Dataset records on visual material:
>>

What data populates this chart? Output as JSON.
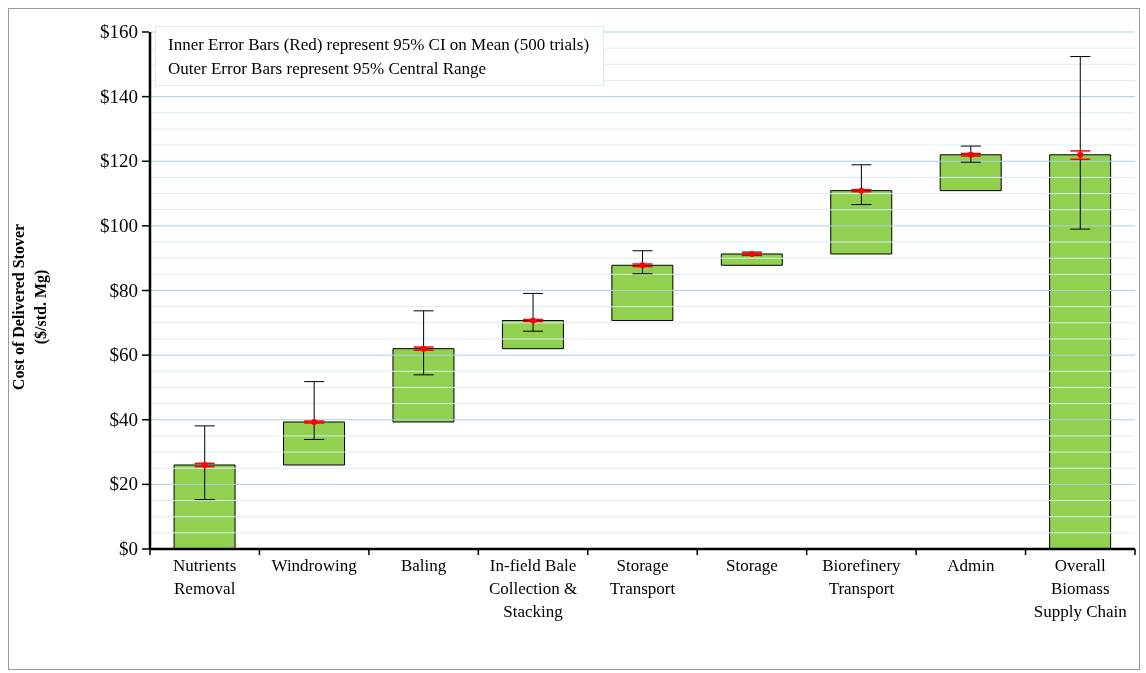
{
  "chart_data": {
    "type": "bar",
    "ylabel": "Cost of Delivered Stover ($/std. Mg)",
    "annotations": [
      "Inner Error Bars (Red) represent 95% CI on Mean (500 trials)",
      "Outer Error Bars represent 95% Central Range"
    ],
    "categories": [
      "Nutrients Removal",
      "Windrowing",
      "Baling",
      "In-field Bale Collection & Stacking",
      "Storage Transport",
      "Storage",
      "Biorefinery Transport",
      "Admin",
      "Overall Biomass Supply Chain"
    ],
    "series": [
      {
        "type": "bar",
        "color": "#92d050",
        "base": [
          0,
          26,
          39.3,
          62,
          70.7,
          87.8,
          91.3,
          110.9,
          0
        ],
        "values": [
          26,
          13.3,
          22.7,
          8.7,
          17.1,
          3.5,
          19.6,
          11.1,
          122
        ],
        "errors": [
          [
            15.3,
            38.1
          ],
          [
            33.9,
            51.8
          ],
          [
            53.9,
            73.7
          ],
          [
            67.4,
            79.1
          ],
          [
            85.2,
            92.3
          ],
          [
            90.8,
            91.9
          ],
          [
            106.6,
            118.9
          ],
          [
            119.7,
            124.7
          ],
          [
            99,
            152.4
          ]
        ]
      },
      {
        "type": "scatter",
        "color": "#ff0000",
        "marker": "circle",
        "x": [
          "Nutrients Removal",
          "Windrowing",
          "Baling",
          "In-field Bale Collection & Stacking",
          "Storage Transport",
          "Storage",
          "Biorefinery Transport",
          "Admin",
          "Overall Biomass Supply Chain"
        ],
        "values": [
          26,
          39.3,
          62,
          70.7,
          87.8,
          91.3,
          110.9,
          122,
          122
        ],
        "errors": [
          0.5,
          0.3,
          0.5,
          0.3,
          0.4,
          0.3,
          0.3,
          0.4,
          [
            120.6,
            123.2
          ]
        ]
      }
    ],
    "ylim": [
      0,
      160
    ],
    "yticks": [
      {
        "value": 0,
        "label": "$0"
      },
      {
        "value": 5,
        "label": null
      },
      {
        "value": 10,
        "label": null
      },
      {
        "value": 15,
        "label": null
      },
      {
        "value": 20,
        "label": "$20"
      },
      {
        "value": 25,
        "label": null
      },
      {
        "value": 30,
        "label": null
      },
      {
        "value": 35,
        "label": null
      },
      {
        "value": 40,
        "label": "$40"
      },
      {
        "value": 45,
        "label": null
      },
      {
        "value": 50,
        "label": null
      },
      {
        "value": 55,
        "label": null
      },
      {
        "value": 60,
        "label": "$60"
      },
      {
        "value": 65,
        "label": null
      },
      {
        "value": 70,
        "label": null
      },
      {
        "value": 75,
        "label": null
      },
      {
        "value": 80,
        "label": "$80"
      },
      {
        "value": 85,
        "label": null
      },
      {
        "value": 90,
        "label": null
      },
      {
        "value": 95,
        "label": null
      },
      {
        "value": 100,
        "label": "$100"
      },
      {
        "value": 105,
        "label": null
      },
      {
        "value": 110,
        "label": null
      },
      {
        "value": 115,
        "label": null
      },
      {
        "value": 120,
        "label": "$120"
      },
      {
        "value": 125,
        "label": null
      },
      {
        "value": 130,
        "label": null
      },
      {
        "value": 135,
        "label": null
      },
      {
        "value": 140,
        "label": "$140"
      },
      {
        "value": 145,
        "label": null
      },
      {
        "value": 150,
        "label": null
      },
      {
        "value": 155,
        "label": null
      },
      {
        "value": 160,
        "label": "$160"
      }
    ],
    "grid": "y"
  }
}
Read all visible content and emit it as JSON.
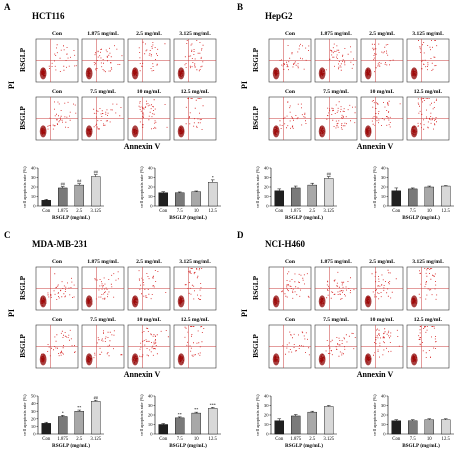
{
  "figure": {
    "panel_letters": [
      "A",
      "B",
      "C",
      "D"
    ],
    "cell_lines": [
      "HCT116",
      "HepG2",
      "MDA-MB-231",
      "NCI-H460"
    ],
    "row_labels": [
      "RSGLP",
      "BSGLP"
    ],
    "flow_x_label": "Annexin V",
    "flow_y_label": "PI",
    "rsglp_concs": [
      "Con",
      "1.875 mg/mL",
      "2.5 mg/mL",
      "3.125 mg/mL"
    ],
    "bsglp_concs": [
      "Con",
      "7.5 mg/mL",
      "10 mg/mL",
      "12.5 mg/mL"
    ],
    "bar_ylabel": "cell apoptosis rate (%)",
    "bar_xlabel_rsglp": "RSGLP (mg/mL)",
    "bar_xlabel_bsglp": "BSGLP (mg/mL)",
    "colors": {
      "dots": "#d62020",
      "gate": "#c83a3a",
      "box": "#333333",
      "dense": "#8c0000"
    }
  },
  "chart_data": [
    {
      "type": "bar",
      "panel": "A",
      "categories": [
        "Con",
        "1.875",
        "2.5",
        "3.125"
      ],
      "values": [
        6,
        19,
        22,
        31
      ],
      "errors": [
        1,
        1.5,
        1.5,
        2
      ],
      "sig": [
        "",
        "##",
        "##",
        "##"
      ],
      "ylim": [
        0,
        40
      ],
      "yticks": [
        0,
        10,
        20,
        30,
        40
      ],
      "xlabel": "RSGLP (mg/mL)",
      "ylabel": "cell apoptosis rate (%)"
    },
    {
      "type": "bar",
      "panel": "A",
      "categories": [
        "Con",
        "7.5",
        "10",
        "12.5"
      ],
      "values": [
        14,
        14,
        15,
        25
      ],
      "errors": [
        1,
        0.8,
        0.8,
        2.5
      ],
      "sig": [
        "",
        "",
        "",
        "*"
      ],
      "ylim": [
        0,
        40
      ],
      "yticks": [
        0,
        10,
        20,
        30,
        40
      ],
      "xlabel": "BSGLP (mg/mL)",
      "ylabel": "cell apoptosis rate (%)"
    },
    {
      "type": "bar",
      "panel": "B",
      "categories": [
        "Con",
        "1.875",
        "2.5",
        "3.125"
      ],
      "values": [
        16,
        19,
        22,
        29
      ],
      "errors": [
        2,
        2,
        2,
        2
      ],
      "sig": [
        "",
        "",
        "",
        "##"
      ],
      "ylim": [
        0,
        40
      ],
      "yticks": [
        0,
        10,
        20,
        30,
        40
      ],
      "xlabel": "RSGLP (mg/mL)",
      "ylabel": "cell apoptosis rate (%)"
    },
    {
      "type": "bar",
      "panel": "B",
      "categories": [
        "Con",
        "7.5",
        "10",
        "12.5"
      ],
      "values": [
        16,
        18,
        20,
        21
      ],
      "errors": [
        3,
        1,
        1,
        0.5
      ],
      "sig": [
        "",
        "",
        "",
        ""
      ],
      "ylim": [
        0,
        40
      ],
      "yticks": [
        0,
        10,
        20,
        30,
        40
      ],
      "xlabel": "BSGLP (mg/mL)",
      "ylabel": "cell apoptosis rate (%)"
    },
    {
      "type": "bar",
      "panel": "C",
      "categories": [
        "Con",
        "1.875",
        "2.5",
        "3.125"
      ],
      "values": [
        14,
        23,
        30,
        43
      ],
      "errors": [
        1.5,
        1.5,
        1.5,
        1.5
      ],
      "sig": [
        "",
        "*",
        "**",
        "##"
      ],
      "ylim": [
        0,
        50
      ],
      "yticks": [
        0,
        10,
        20,
        30,
        40,
        50
      ],
      "xlabel": "RSGLP (mg/mL)",
      "ylabel": "cell apoptosis rate (%)"
    },
    {
      "type": "bar",
      "panel": "C",
      "categories": [
        "Con",
        "7.5",
        "10",
        "12.5"
      ],
      "values": [
        10,
        17,
        22,
        27
      ],
      "errors": [
        1,
        1,
        1,
        1
      ],
      "sig": [
        "",
        "**",
        "**",
        "***"
      ],
      "ylim": [
        0,
        40
      ],
      "yticks": [
        0,
        10,
        20,
        30,
        40
      ],
      "xlabel": "BSGLP (mg/mL)",
      "ylabel": "cell apoptosis rate (%)"
    },
    {
      "type": "bar",
      "panel": "D",
      "categories": [
        "Con",
        "1.875",
        "2.5",
        "3.125"
      ],
      "values": [
        14,
        19,
        23,
        29
      ],
      "errors": [
        2,
        1.5,
        1,
        1
      ],
      "sig": [
        "",
        "",
        "",
        ""
      ],
      "ylim": [
        0,
        40
      ],
      "yticks": [
        0,
        10,
        20,
        30,
        40
      ],
      "xlabel": "RSGLP (mg/mL)",
      "ylabel": "cell apoptosis rate (%)"
    },
    {
      "type": "bar",
      "panel": "D",
      "categories": [
        "Con",
        "7.5",
        "10",
        "12.5"
      ],
      "values": [
        14,
        14,
        15,
        15
      ],
      "errors": [
        1,
        1,
        1,
        1
      ],
      "sig": [
        "",
        "",
        "",
        ""
      ],
      "ylim": [
        0,
        40
      ],
      "yticks": [
        0,
        10,
        20,
        30,
        40
      ],
      "xlabel": "BSGLP (mg/mL)",
      "ylabel": "cell apoptosis rate (%)"
    }
  ]
}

<<

Exercise requirements
Copy each line containing the word "represent" from the data.

Result
      "Inner Error Bars (Red) represent 95% CI on Mean (500 trials)",
      "Outer Error Bars represent 95% Central Range"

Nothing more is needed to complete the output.